## Challenge
Pull out every line below that contains the word "Cancella".

(Data records)
START

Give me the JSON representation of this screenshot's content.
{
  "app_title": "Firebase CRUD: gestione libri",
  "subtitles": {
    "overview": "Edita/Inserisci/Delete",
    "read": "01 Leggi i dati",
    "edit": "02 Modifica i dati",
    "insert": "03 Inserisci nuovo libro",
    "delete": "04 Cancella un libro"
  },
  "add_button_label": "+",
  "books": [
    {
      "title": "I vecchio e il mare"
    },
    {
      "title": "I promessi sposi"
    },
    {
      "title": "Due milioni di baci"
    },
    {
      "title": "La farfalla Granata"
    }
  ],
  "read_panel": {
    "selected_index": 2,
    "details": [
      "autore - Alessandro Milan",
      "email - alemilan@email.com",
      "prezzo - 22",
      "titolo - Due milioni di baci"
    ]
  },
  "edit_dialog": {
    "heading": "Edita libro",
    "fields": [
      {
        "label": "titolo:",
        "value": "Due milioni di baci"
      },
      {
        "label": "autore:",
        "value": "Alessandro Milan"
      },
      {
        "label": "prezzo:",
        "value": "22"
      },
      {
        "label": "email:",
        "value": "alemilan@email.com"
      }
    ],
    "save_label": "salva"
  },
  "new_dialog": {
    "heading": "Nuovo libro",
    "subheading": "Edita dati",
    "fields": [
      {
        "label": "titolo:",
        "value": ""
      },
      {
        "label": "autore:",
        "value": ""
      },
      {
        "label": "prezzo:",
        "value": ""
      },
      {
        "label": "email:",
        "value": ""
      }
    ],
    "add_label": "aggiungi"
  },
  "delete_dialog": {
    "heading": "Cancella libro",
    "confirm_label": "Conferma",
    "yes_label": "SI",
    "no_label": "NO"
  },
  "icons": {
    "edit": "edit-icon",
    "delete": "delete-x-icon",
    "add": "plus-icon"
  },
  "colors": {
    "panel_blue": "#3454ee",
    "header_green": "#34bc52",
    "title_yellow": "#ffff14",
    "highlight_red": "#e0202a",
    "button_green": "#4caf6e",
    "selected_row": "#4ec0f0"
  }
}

END

## Task solution
    "delete": "04 Cancella un libro"
    "heading": "Cancella libro",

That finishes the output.